◆ **WRITTEN REQUEST**: Every line below should be repeated exactly.

# start of DATASET ENTRIES

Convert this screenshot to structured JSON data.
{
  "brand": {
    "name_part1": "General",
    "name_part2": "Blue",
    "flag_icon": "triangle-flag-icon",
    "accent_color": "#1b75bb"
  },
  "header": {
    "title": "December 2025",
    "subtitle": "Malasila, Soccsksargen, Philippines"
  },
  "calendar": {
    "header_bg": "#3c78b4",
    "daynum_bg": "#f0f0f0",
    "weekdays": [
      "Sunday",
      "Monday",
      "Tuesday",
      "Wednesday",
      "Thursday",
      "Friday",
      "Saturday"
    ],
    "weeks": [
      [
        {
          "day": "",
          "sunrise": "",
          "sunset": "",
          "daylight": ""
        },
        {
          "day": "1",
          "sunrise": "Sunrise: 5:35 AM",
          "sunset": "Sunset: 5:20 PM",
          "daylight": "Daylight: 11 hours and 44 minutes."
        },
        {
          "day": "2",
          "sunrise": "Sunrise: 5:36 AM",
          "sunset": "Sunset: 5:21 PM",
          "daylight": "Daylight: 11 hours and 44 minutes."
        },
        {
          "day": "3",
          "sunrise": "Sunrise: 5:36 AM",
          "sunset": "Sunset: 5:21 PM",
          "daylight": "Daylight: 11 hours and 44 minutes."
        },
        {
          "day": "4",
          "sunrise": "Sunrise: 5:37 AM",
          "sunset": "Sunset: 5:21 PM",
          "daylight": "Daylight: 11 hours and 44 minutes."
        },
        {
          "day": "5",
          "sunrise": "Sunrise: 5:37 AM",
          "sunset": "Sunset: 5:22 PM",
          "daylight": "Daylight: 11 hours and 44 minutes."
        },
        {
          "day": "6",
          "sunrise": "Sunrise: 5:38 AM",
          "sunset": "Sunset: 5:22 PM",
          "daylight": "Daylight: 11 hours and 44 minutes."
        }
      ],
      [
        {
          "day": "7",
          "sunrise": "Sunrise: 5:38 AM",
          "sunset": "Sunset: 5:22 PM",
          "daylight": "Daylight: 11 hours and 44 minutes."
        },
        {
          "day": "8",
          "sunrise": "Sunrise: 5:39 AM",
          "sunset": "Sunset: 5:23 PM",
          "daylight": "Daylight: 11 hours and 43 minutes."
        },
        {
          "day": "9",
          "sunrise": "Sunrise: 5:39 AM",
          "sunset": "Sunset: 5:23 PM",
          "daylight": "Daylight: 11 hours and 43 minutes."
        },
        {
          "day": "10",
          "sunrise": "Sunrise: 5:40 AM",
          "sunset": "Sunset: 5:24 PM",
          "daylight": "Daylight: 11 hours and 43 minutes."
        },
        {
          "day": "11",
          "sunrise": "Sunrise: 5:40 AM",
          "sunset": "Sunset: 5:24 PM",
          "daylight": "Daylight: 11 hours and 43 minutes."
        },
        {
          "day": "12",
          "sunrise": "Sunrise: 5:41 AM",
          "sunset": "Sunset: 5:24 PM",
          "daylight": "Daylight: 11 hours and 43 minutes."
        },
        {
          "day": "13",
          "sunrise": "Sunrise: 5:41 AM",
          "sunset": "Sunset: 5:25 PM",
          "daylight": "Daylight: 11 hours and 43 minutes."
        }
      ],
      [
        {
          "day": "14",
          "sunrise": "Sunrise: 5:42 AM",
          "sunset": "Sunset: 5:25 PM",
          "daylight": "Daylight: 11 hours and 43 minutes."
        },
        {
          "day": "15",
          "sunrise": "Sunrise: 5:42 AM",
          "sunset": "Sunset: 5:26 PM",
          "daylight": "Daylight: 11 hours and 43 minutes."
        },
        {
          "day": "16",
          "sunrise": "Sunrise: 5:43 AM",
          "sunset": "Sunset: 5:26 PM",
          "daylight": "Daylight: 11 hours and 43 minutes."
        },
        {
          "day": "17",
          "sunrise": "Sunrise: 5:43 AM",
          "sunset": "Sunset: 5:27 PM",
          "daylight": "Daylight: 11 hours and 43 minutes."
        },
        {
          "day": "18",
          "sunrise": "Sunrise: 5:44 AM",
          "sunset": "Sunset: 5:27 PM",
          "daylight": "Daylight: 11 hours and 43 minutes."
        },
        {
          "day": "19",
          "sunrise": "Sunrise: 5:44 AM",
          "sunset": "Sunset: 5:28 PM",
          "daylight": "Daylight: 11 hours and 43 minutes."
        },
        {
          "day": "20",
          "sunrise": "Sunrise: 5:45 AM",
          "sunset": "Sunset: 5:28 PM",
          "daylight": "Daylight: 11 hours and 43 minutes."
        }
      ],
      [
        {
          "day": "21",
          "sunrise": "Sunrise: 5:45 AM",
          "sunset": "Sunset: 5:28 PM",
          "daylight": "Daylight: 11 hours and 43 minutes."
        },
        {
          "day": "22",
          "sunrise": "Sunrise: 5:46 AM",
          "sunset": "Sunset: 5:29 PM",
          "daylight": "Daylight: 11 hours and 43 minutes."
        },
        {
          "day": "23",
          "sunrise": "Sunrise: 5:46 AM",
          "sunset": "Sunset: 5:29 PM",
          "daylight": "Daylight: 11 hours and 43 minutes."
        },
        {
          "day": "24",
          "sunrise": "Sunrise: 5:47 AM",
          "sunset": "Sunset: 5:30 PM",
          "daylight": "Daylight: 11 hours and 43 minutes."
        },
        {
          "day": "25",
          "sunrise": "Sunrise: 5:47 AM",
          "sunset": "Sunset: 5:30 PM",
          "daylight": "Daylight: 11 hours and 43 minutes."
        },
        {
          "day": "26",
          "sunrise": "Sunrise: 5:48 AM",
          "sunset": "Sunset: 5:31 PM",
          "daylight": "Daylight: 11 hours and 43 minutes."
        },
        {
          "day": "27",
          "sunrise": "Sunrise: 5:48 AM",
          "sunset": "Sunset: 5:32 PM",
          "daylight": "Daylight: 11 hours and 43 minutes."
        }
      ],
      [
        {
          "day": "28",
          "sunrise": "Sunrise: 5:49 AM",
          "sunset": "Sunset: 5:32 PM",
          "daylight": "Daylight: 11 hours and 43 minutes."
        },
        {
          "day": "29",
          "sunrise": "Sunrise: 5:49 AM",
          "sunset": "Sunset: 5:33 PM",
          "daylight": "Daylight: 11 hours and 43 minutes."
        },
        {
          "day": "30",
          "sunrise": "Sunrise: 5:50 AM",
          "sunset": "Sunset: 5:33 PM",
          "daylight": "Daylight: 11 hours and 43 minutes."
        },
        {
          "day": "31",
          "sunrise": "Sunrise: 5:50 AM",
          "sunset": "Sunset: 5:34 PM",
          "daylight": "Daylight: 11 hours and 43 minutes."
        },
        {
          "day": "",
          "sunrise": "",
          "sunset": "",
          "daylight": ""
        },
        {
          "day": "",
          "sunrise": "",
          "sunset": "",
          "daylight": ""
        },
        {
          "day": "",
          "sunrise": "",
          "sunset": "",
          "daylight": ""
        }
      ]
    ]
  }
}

# end of DATASET ENTRIES

◆ **ANSWER BELOW**:
Convert this screenshot to structured JSON data.
{
  "brand": {
    "name_part1": "General",
    "name_part2": "Blue",
    "flag_icon": "triangle-flag-icon",
    "accent_color": "#1b75bb"
  },
  "header": {
    "title": "December 2025",
    "subtitle": "Malasila, Soccsksargen, Philippines"
  },
  "calendar": {
    "header_bg": "#3c78b4",
    "daynum_bg": "#f0f0f0",
    "weekdays": [
      "Sunday",
      "Monday",
      "Tuesday",
      "Wednesday",
      "Thursday",
      "Friday",
      "Saturday"
    ],
    "weeks": [
      [
        {
          "day": "",
          "sunrise": "",
          "sunset": "",
          "daylight": ""
        },
        {
          "day": "1",
          "sunrise": "Sunrise: 5:35 AM",
          "sunset": "Sunset: 5:20 PM",
          "daylight": "Daylight: 11 hours and 44 minutes."
        },
        {
          "day": "2",
          "sunrise": "Sunrise: 5:36 AM",
          "sunset": "Sunset: 5:21 PM",
          "daylight": "Daylight: 11 hours and 44 minutes."
        },
        {
          "day": "3",
          "sunrise": "Sunrise: 5:36 AM",
          "sunset": "Sunset: 5:21 PM",
          "daylight": "Daylight: 11 hours and 44 minutes."
        },
        {
          "day": "4",
          "sunrise": "Sunrise: 5:37 AM",
          "sunset": "Sunset: 5:21 PM",
          "daylight": "Daylight: 11 hours and 44 minutes."
        },
        {
          "day": "5",
          "sunrise": "Sunrise: 5:37 AM",
          "sunset": "Sunset: 5:22 PM",
          "daylight": "Daylight: 11 hours and 44 minutes."
        },
        {
          "day": "6",
          "sunrise": "Sunrise: 5:38 AM",
          "sunset": "Sunset: 5:22 PM",
          "daylight": "Daylight: 11 hours and 44 minutes."
        }
      ],
      [
        {
          "day": "7",
          "sunrise": "Sunrise: 5:38 AM",
          "sunset": "Sunset: 5:22 PM",
          "daylight": "Daylight: 11 hours and 44 minutes."
        },
        {
          "day": "8",
          "sunrise": "Sunrise: 5:39 AM",
          "sunset": "Sunset: 5:23 PM",
          "daylight": "Daylight: 11 hours and 43 minutes."
        },
        {
          "day": "9",
          "sunrise": "Sunrise: 5:39 AM",
          "sunset": "Sunset: 5:23 PM",
          "daylight": "Daylight: 11 hours and 43 minutes."
        },
        {
          "day": "10",
          "sunrise": "Sunrise: 5:40 AM",
          "sunset": "Sunset: 5:24 PM",
          "daylight": "Daylight: 11 hours and 43 minutes."
        },
        {
          "day": "11",
          "sunrise": "Sunrise: 5:40 AM",
          "sunset": "Sunset: 5:24 PM",
          "daylight": "Daylight: 11 hours and 43 minutes."
        },
        {
          "day": "12",
          "sunrise": "Sunrise: 5:41 AM",
          "sunset": "Sunset: 5:24 PM",
          "daylight": "Daylight: 11 hours and 43 minutes."
        },
        {
          "day": "13",
          "sunrise": "Sunrise: 5:41 AM",
          "sunset": "Sunset: 5:25 PM",
          "daylight": "Daylight: 11 hours and 43 minutes."
        }
      ],
      [
        {
          "day": "14",
          "sunrise": "Sunrise: 5:42 AM",
          "sunset": "Sunset: 5:25 PM",
          "daylight": "Daylight: 11 hours and 43 minutes."
        },
        {
          "day": "15",
          "sunrise": "Sunrise: 5:42 AM",
          "sunset": "Sunset: 5:26 PM",
          "daylight": "Daylight: 11 hours and 43 minutes."
        },
        {
          "day": "16",
          "sunrise": "Sunrise: 5:43 AM",
          "sunset": "Sunset: 5:26 PM",
          "daylight": "Daylight: 11 hours and 43 minutes."
        },
        {
          "day": "17",
          "sunrise": "Sunrise: 5:43 AM",
          "sunset": "Sunset: 5:27 PM",
          "daylight": "Daylight: 11 hours and 43 minutes."
        },
        {
          "day": "18",
          "sunrise": "Sunrise: 5:44 AM",
          "sunset": "Sunset: 5:27 PM",
          "daylight": "Daylight: 11 hours and 43 minutes."
        },
        {
          "day": "19",
          "sunrise": "Sunrise: 5:44 AM",
          "sunset": "Sunset: 5:28 PM",
          "daylight": "Daylight: 11 hours and 43 minutes."
        },
        {
          "day": "20",
          "sunrise": "Sunrise: 5:45 AM",
          "sunset": "Sunset: 5:28 PM",
          "daylight": "Daylight: 11 hours and 43 minutes."
        }
      ],
      [
        {
          "day": "21",
          "sunrise": "Sunrise: 5:45 AM",
          "sunset": "Sunset: 5:28 PM",
          "daylight": "Daylight: 11 hours and 43 minutes."
        },
        {
          "day": "22",
          "sunrise": "Sunrise: 5:46 AM",
          "sunset": "Sunset: 5:29 PM",
          "daylight": "Daylight: 11 hours and 43 minutes."
        },
        {
          "day": "23",
          "sunrise": "Sunrise: 5:46 AM",
          "sunset": "Sunset: 5:29 PM",
          "daylight": "Daylight: 11 hours and 43 minutes."
        },
        {
          "day": "24",
          "sunrise": "Sunrise: 5:47 AM",
          "sunset": "Sunset: 5:30 PM",
          "daylight": "Daylight: 11 hours and 43 minutes."
        },
        {
          "day": "25",
          "sunrise": "Sunrise: 5:47 AM",
          "sunset": "Sunset: 5:30 PM",
          "daylight": "Daylight: 11 hours and 43 minutes."
        },
        {
          "day": "26",
          "sunrise": "Sunrise: 5:48 AM",
          "sunset": "Sunset: 5:31 PM",
          "daylight": "Daylight: 11 hours and 43 minutes."
        },
        {
          "day": "27",
          "sunrise": "Sunrise: 5:48 AM",
          "sunset": "Sunset: 5:32 PM",
          "daylight": "Daylight: 11 hours and 43 minutes."
        }
      ],
      [
        {
          "day": "28",
          "sunrise": "Sunrise: 5:49 AM",
          "sunset": "Sunset: 5:32 PM",
          "daylight": "Daylight: 11 hours and 43 minutes."
        },
        {
          "day": "29",
          "sunrise": "Sunrise: 5:49 AM",
          "sunset": "Sunset: 5:33 PM",
          "daylight": "Daylight: 11 hours and 43 minutes."
        },
        {
          "day": "30",
          "sunrise": "Sunrise: 5:50 AM",
          "sunset": "Sunset: 5:33 PM",
          "daylight": "Daylight: 11 hours and 43 minutes."
        },
        {
          "day": "31",
          "sunrise": "Sunrise: 5:50 AM",
          "sunset": "Sunset: 5:34 PM",
          "daylight": "Daylight: 11 hours and 43 minutes."
        },
        {
          "day": "",
          "sunrise": "",
          "sunset": "",
          "daylight": ""
        },
        {
          "day": "",
          "sunrise": "",
          "sunset": "",
          "daylight": ""
        },
        {
          "day": "",
          "sunrise": "",
          "sunset": "",
          "daylight": ""
        }
      ]
    ]
  }
}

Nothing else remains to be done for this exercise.